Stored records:
-- Start --

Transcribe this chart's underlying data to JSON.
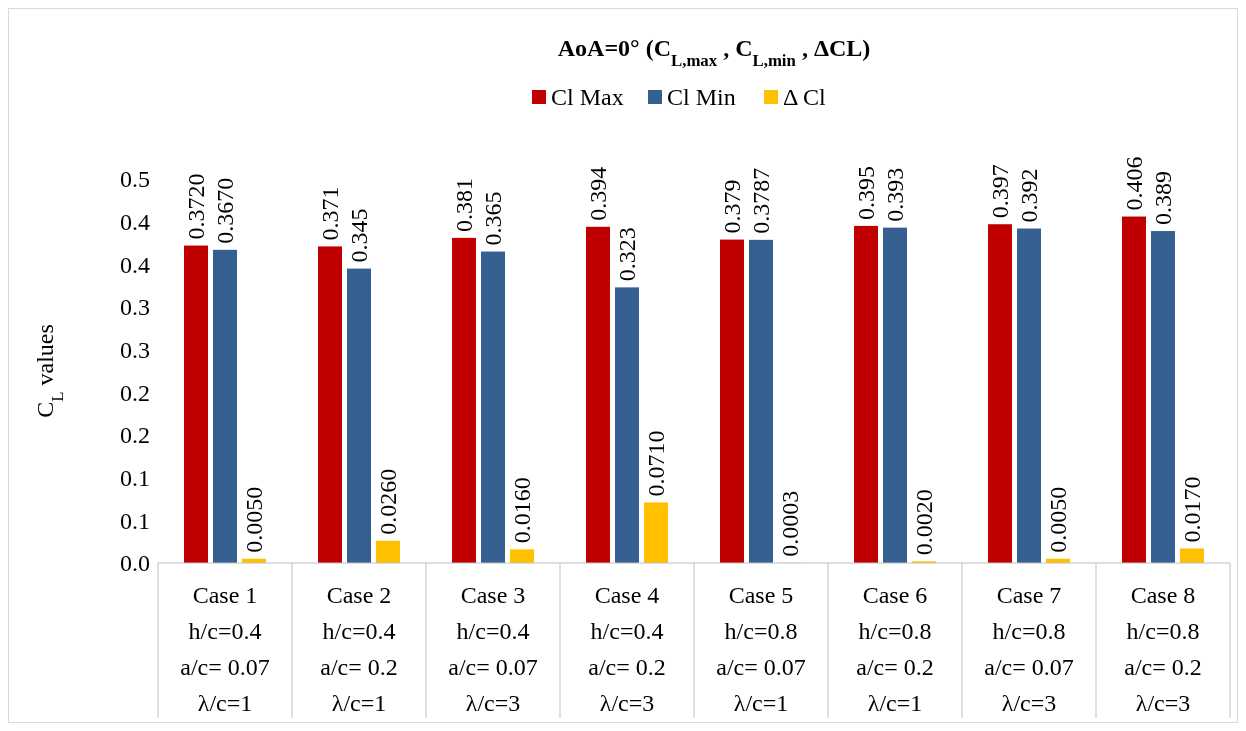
{
  "chart_data": {
    "type": "bar",
    "title": "AoA=0°  (C$_{L,max}$ , C$_{L,min}$ , ΔCL)",
    "ylabel": "C$_{L}$ values",
    "categories": [
      "Case 1\nh/c=0.4\na/c= 0.07\nλ/c=1",
      "Case 2\nh/c=0.4\na/c= 0.2\nλ/c=1",
      "Case 3\nh/c=0.4\na/c= 0.07\nλ/c=3",
      "Case 4\nh/c=0.4\na/c= 0.2\nλ/c=3",
      "Case 5\nh/c=0.8\na/c= 0.07\nλ/c=1",
      "Case 6\nh/c=0.8\na/c= 0.2\nλ/c=1",
      "Case 7\nh/c=0.8\na/c= 0.07\nλ/c=3",
      "Case 8\nh/c=0.8\na/c= 0.2\nλ/c=3"
    ],
    "series": [
      {
        "name": "Cl Max",
        "color": "#c00000",
        "values": [
          0.372,
          0.371,
          0.381,
          0.394,
          0.379,
          0.395,
          0.397,
          0.406
        ],
        "value_labels": [
          "0.3720",
          "0.371",
          "0.381",
          "0.394",
          "0.379",
          "0.395",
          "0.397",
          "0.406"
        ]
      },
      {
        "name": "Cl Min",
        "color": "#376092",
        "values": [
          0.367,
          0.345,
          0.365,
          0.323,
          0.3787,
          0.393,
          0.392,
          0.389
        ],
        "value_labels": [
          "0.3670",
          "0.345",
          "0.365",
          "0.323",
          "0.3787",
          "0.393",
          "0.392",
          "0.389"
        ]
      },
      {
        "name": "Δ Cl",
        "color": "#ffc000",
        "values": [
          0.005,
          0.026,
          0.016,
          0.071,
          0.0003,
          0.002,
          0.005,
          0.017
        ],
        "value_labels": [
          "0.0050",
          "0.0260",
          "0.0160",
          "0.0710",
          "0.0003",
          "0.0020",
          "0.0050",
          "0.0170"
        ]
      }
    ],
    "ylim": [
      0,
      0.45
    ],
    "yticks": [
      {
        "value": 0,
        "label": "0.0"
      },
      {
        "value": 0.05,
        "label": "0.1"
      },
      {
        "value": 0.1,
        "label": "0.1"
      },
      {
        "value": 0.15,
        "label": "0.2"
      },
      {
        "value": 0.2,
        "label": "0.2"
      },
      {
        "value": 0.25,
        "label": "0.3"
      },
      {
        "value": 0.3,
        "label": "0.3"
      },
      {
        "value": 0.35,
        "label": "0.4"
      },
      {
        "value": 0.4,
        "label": "0.4"
      },
      {
        "value": 0.45,
        "label": "0.5"
      }
    ],
    "legend": "top",
    "grid": false
  }
}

-- End --

Set task:
Identify the lines above that contain the word "color", then copy them.

Task output:
        "color": "#c00000",
        "color": "#376092",
        "color": "#ffc000",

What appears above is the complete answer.